# DIRECTION:
Give the listing below again in full, exactly as written.

# STORED RECORDS:
--*--
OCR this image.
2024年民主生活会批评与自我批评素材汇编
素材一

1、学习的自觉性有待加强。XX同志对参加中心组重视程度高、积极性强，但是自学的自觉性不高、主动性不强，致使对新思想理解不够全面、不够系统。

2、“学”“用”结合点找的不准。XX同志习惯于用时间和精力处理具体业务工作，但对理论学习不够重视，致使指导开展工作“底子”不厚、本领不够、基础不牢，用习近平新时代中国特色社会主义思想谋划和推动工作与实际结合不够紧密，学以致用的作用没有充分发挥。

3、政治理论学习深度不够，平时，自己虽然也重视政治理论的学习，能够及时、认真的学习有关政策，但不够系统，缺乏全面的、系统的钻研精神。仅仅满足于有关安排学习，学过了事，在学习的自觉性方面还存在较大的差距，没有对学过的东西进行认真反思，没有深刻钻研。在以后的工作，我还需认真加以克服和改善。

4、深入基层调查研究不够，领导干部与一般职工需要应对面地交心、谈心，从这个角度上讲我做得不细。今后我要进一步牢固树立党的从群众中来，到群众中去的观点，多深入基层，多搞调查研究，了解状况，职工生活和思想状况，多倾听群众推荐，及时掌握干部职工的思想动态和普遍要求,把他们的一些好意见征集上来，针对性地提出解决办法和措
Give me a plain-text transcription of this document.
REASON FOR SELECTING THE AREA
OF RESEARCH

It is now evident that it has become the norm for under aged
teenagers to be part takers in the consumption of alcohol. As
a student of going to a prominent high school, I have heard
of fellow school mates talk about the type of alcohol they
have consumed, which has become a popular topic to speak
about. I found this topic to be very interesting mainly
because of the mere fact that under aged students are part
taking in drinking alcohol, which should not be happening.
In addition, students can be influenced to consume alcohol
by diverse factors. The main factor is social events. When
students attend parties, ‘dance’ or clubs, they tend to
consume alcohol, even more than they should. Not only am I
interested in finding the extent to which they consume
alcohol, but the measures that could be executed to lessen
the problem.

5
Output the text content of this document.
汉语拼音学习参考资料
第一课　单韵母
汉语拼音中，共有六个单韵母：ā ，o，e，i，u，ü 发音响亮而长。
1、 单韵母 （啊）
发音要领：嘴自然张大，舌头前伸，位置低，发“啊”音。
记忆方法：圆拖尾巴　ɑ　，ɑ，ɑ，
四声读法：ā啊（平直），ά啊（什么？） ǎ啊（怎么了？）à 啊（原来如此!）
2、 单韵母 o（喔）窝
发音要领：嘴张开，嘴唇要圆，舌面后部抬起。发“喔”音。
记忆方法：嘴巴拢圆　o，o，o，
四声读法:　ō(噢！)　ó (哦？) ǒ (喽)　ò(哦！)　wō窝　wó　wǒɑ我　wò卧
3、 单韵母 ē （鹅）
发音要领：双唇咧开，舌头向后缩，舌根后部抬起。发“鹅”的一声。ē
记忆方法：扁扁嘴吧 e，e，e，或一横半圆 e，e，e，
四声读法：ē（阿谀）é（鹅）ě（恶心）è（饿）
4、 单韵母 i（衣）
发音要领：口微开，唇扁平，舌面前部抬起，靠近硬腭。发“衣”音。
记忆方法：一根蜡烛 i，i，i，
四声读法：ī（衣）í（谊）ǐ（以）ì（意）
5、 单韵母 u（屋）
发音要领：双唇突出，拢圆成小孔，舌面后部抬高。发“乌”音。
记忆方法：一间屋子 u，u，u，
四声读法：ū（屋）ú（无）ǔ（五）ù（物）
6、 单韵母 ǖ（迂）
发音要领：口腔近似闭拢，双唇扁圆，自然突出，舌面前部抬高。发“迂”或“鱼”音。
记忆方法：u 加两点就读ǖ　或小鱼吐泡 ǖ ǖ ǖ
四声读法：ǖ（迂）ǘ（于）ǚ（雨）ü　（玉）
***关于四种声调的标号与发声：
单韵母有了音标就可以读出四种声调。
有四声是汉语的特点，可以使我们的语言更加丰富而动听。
--*--
# THE SOLUTION:
OCR this image.
2024年民主生活会批评与自我批评素材汇编
素材一

1、学习的自觉性有待加强。XX同志对参加中心组重视程度高、积极性强，但是自学的自觉性不高、主动性不强，致使对新思想理解不够全面、不够系统。

2、“学”“用”结合点找的不准。XX同志习惯于用时间和精力处理具体业务工作，但对理论学习不够重视，致使指导开展工作“底子”不厚、本领不够、基础不牢，用习近平新时代中国特色社会主义思想谋划和推动工作与实际结合不够紧密，学以致用的作用没有充分发挥。

3、政治理论学习深度不够，平时，自己虽然也重视政治理论的学习，能够及时、认真的学习有关政策，但不够系统，缺乏全面的、系统的钻研精神。仅仅满足于有关安排学习，学过了事，在学习的自觉性方面还存在较大的差距，没有对学过的东西进行认真反思，没有深刻钻研。在以后的工作，我还需认真加以克服和改善。

4、深入基层调查研究不够，领导干部与一般职工需要应对面地交心、谈心，从这个角度上讲我做得不细。今后我要进一步牢固树立党的从群众中来，到群众中去的观点，多深入基层，多搞调查研究，了解状况，职工生活和思想状况，多倾听群众推荐，及时掌握干部职工的思想动态和普遍要求,把他们的一些好意见征集上来，针对性地提出解决办法和措
Give me a plain-text transcription of this document.
REASON FOR SELECTING THE AREA
OF RESEARCH

It is now evident that it has become the norm for under aged
teenagers to be part takers in the consumption of alcohol. As
a student of going to a prominent high school, I have heard
of fellow school mates talk about the type of alcohol they
have consumed, which has become a popular topic to speak
about. I found this topic to be very interesting mainly
because of the mere fact that under aged students are part
taking in drinking alcohol, which should not be happening.
In addition, students can be influenced to consume alcohol
by diverse factors. The main factor is social events. When
students attend parties, ‘dance’ or clubs, they tend to
consume alcohol, even more than they should. Not only am I
interested in finding the extent to which they consume
alcohol, but the measures that could be executed to lessen
the problem.

5
Output the text content of this document.
汉语拼音学习参考资料
第一课　单韵母
汉语拼音中，共有六个单韵母：ā ，o，e，i，u，ü 发音响亮而长。
1、 单韵母 （啊）
发音要领：嘴自然张大，舌头前伸，位置低，发“啊”音。
记忆方法：圆拖尾巴　ɑ　，ɑ，ɑ，
四声读法：ā啊（平直），ά啊（什么？） ǎ啊（怎么了？）à 啊（原来如此!）
2、 单韵母 o（喔）窝
发音要领：嘴张开，嘴唇要圆，舌面后部抬起。发“喔”音。
记忆方法：嘴巴拢圆　o，o，o，
四声读法:　ō(噢！)　ó (哦？) ǒ (喽)　ò(哦！)　wō窝　wó　wǒɑ我　wò卧
3、 单韵母 ē （鹅）
发音要领：双唇咧开，舌头向后缩，舌根后部抬起。发“鹅”的一声。ē
记忆方法：扁扁嘴吧 e，e，e，或一横半圆 e，e，e，
四声读法：ē（阿谀）é（鹅）ě（恶心）è（饿）
4、 单韵母 i（衣）
发音要领：口微开，唇扁平，舌面前部抬起，靠近硬腭。发“衣”音。
记忆方法：一根蜡烛 i，i，i，
四声读法：ī（衣）í（谊）ǐ（以）ì（意）
5、 单韵母 u（屋）
发音要领：双唇突出，拢圆成小孔，舌面后部抬高。发“乌”音。
记忆方法：一间屋子 u，u，u，
四声读法：ū（屋）ú（无）ǔ（五）ù（物）
6、 单韵母 ǖ（迂）
发音要领：口腔近似闭拢，双唇扁圆，自然突出，舌面前部抬高。发“迂”或“鱼”音。
记忆方法：u 加两点就读ǖ　或小鱼吐泡 ǖ ǖ ǖ
四声读法：ǖ（迂）ǘ（于）ǚ（雨）ü　（玉）
***关于四种声调的标号与发声：
单韵母有了音标就可以读出四种声调。
有四声是汉语的特点，可以使我们的语言更加丰富而动听。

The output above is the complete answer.